Extracts from a graphics dataset:
━━━━━━━━━━━━━━━━━━━━━━━━━━━━━━

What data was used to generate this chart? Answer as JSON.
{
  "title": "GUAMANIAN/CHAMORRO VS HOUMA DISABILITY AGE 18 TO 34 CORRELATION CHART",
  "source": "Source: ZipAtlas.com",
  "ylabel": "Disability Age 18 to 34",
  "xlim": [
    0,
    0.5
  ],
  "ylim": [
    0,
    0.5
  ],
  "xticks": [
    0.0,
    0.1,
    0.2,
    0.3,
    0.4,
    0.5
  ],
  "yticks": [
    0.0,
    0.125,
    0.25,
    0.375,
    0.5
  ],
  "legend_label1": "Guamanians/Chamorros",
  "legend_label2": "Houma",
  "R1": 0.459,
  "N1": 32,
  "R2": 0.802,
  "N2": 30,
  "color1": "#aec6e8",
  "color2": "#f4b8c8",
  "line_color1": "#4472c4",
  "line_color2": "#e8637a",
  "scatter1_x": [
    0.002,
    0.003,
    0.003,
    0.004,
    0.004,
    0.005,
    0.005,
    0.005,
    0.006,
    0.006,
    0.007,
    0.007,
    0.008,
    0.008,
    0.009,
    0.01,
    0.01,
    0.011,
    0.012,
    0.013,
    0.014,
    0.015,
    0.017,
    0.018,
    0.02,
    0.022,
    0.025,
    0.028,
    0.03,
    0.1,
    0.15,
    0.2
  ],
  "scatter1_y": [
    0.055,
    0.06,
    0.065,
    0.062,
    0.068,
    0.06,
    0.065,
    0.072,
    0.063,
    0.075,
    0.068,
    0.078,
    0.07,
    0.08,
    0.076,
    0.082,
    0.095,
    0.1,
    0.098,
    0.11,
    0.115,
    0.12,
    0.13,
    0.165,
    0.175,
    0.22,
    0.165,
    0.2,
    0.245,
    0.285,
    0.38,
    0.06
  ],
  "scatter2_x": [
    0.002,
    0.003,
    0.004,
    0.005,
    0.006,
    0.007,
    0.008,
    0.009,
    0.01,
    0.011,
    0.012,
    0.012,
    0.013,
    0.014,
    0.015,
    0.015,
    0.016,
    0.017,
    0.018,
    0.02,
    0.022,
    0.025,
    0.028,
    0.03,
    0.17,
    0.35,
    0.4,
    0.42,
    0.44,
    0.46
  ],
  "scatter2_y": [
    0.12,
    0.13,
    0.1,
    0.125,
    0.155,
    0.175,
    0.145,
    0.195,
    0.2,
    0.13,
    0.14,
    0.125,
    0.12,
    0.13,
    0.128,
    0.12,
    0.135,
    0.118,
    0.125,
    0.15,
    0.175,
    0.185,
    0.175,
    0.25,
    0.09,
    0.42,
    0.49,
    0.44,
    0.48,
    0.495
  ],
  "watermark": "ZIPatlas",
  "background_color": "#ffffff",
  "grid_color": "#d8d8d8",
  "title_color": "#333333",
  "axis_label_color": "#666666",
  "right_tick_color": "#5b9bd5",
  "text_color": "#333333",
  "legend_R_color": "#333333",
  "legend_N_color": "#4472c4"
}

━━━━━━━━━━━━━━━━━━━━━━━━━━━━━━

**Given task:**
Retype the data exactly as given.

**Output for this exercise:**
What data was used to generate this chart? Answer as JSON.
{
  "title": "GUAMANIAN/CHAMORRO VS HOUMA DISABILITY AGE 18 TO 34 CORRELATION CHART",
  "source": "Source: ZipAtlas.com",
  "ylabel": "Disability Age 18 to 34",
  "xlim": [
    0,
    0.5
  ],
  "ylim": [
    0,
    0.5
  ],
  "xticks": [
    0.0,
    0.1,
    0.2,
    0.3,
    0.4,
    0.5
  ],
  "yticks": [
    0.0,
    0.125,
    0.25,
    0.375,
    0.5
  ],
  "legend_label1": "Guamanians/Chamorros",
  "legend_label2": "Houma",
  "R1": 0.459,
  "N1": 32,
  "R2": 0.802,
  "N2": 30,
  "color1": "#aec6e8",
  "color2": "#f4b8c8",
  "line_color1": "#4472c4",
  "line_color2": "#e8637a",
  "scatter1_x": [
    0.002,
    0.003,
    0.003,
    0.004,
    0.004,
    0.005,
    0.005,
    0.005,
    0.006,
    0.006,
    0.007,
    0.007,
    0.008,
    0.008,
    0.009,
    0.01,
    0.01,
    0.011,
    0.012,
    0.013,
    0.014,
    0.015,
    0.017,
    0.018,
    0.02,
    0.022,
    0.025,
    0.028,
    0.03,
    0.1,
    0.15,
    0.2
  ],
  "scatter1_y": [
    0.055,
    0.06,
    0.065,
    0.062,
    0.068,
    0.06,
    0.065,
    0.072,
    0.063,
    0.075,
    0.068,
    0.078,
    0.07,
    0.08,
    0.076,
    0.082,
    0.095,
    0.1,
    0.098,
    0.11,
    0.115,
    0.12,
    0.13,
    0.165,
    0.175,
    0.22,
    0.165,
    0.2,
    0.245,
    0.285,
    0.38,
    0.06
  ],
  "scatter2_x": [
    0.002,
    0.003,
    0.004,
    0.005,
    0.006,
    0.007,
    0.008,
    0.009,
    0.01,
    0.011,
    0.012,
    0.012,
    0.013,
    0.014,
    0.015,
    0.015,
    0.016,
    0.017,
    0.018,
    0.02,
    0.022,
    0.025,
    0.028,
    0.03,
    0.17,
    0.35,
    0.4,
    0.42,
    0.44,
    0.46
  ],
  "scatter2_y": [
    0.12,
    0.13,
    0.1,
    0.125,
    0.155,
    0.175,
    0.145,
    0.195,
    0.2,
    0.13,
    0.14,
    0.125,
    0.12,
    0.13,
    0.128,
    0.12,
    0.135,
    0.118,
    0.125,
    0.15,
    0.175,
    0.185,
    0.175,
    0.25,
    0.09,
    0.42,
    0.49,
    0.44,
    0.48,
    0.495
  ],
  "watermark": "ZIPatlas",
  "background_color": "#ffffff",
  "grid_color": "#d8d8d8",
  "title_color": "#333333",
  "axis_label_color": "#666666",
  "right_tick_color": "#5b9bd5",
  "text_color": "#333333",
  "legend_R_color": "#333333",
  "legend_N_color": "#4472c4"
}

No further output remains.